### Exercise brief:
Go through the data below line by line and count those containing the word "magnetometer". Reply with the count only.

### Raw data:
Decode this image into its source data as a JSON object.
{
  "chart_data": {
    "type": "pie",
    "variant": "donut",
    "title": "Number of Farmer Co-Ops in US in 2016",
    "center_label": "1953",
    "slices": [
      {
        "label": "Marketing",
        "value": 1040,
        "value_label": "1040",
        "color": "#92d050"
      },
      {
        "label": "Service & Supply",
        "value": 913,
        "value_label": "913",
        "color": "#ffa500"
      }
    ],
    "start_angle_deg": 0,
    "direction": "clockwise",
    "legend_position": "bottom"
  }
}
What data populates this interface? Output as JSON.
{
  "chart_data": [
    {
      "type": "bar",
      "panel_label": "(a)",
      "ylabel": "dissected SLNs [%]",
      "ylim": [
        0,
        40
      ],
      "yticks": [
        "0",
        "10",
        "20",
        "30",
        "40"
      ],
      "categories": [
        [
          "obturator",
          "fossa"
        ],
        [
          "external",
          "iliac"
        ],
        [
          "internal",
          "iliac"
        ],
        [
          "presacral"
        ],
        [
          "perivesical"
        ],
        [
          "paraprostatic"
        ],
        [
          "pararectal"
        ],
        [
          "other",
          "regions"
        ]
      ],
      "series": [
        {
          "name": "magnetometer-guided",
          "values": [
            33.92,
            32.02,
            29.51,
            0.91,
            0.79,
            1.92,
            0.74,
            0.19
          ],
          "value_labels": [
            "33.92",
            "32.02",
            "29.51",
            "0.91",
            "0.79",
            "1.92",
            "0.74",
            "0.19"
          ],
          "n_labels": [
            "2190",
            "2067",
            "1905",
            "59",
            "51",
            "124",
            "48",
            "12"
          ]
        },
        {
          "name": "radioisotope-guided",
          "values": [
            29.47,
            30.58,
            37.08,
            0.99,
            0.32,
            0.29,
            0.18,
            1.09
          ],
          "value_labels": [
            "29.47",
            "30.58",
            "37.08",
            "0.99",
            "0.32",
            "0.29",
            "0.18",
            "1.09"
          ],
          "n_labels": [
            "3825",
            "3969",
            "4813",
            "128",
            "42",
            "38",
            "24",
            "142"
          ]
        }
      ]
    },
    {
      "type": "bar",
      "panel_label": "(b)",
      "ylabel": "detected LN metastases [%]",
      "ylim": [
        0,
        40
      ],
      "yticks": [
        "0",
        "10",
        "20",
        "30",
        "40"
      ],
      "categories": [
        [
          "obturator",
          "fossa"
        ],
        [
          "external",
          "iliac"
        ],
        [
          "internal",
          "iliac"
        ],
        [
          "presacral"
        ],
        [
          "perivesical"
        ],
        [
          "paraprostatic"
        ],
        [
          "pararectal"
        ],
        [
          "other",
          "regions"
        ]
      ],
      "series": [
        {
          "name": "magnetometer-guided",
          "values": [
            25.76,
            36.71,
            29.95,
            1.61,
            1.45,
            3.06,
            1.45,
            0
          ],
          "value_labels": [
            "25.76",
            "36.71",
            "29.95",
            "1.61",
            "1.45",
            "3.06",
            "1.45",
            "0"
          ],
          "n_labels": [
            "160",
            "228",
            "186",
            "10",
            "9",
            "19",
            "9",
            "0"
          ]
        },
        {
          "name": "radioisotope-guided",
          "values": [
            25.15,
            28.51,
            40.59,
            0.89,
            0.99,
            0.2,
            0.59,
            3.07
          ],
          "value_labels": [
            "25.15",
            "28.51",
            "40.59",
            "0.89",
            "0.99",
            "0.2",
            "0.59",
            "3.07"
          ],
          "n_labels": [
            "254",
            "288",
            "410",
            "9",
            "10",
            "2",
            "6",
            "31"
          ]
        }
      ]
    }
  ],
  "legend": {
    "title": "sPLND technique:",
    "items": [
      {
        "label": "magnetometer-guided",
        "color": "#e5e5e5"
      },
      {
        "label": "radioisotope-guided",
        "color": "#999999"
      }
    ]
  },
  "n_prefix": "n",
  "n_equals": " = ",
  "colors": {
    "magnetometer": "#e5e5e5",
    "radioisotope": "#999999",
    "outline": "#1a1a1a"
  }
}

### Solution below:
4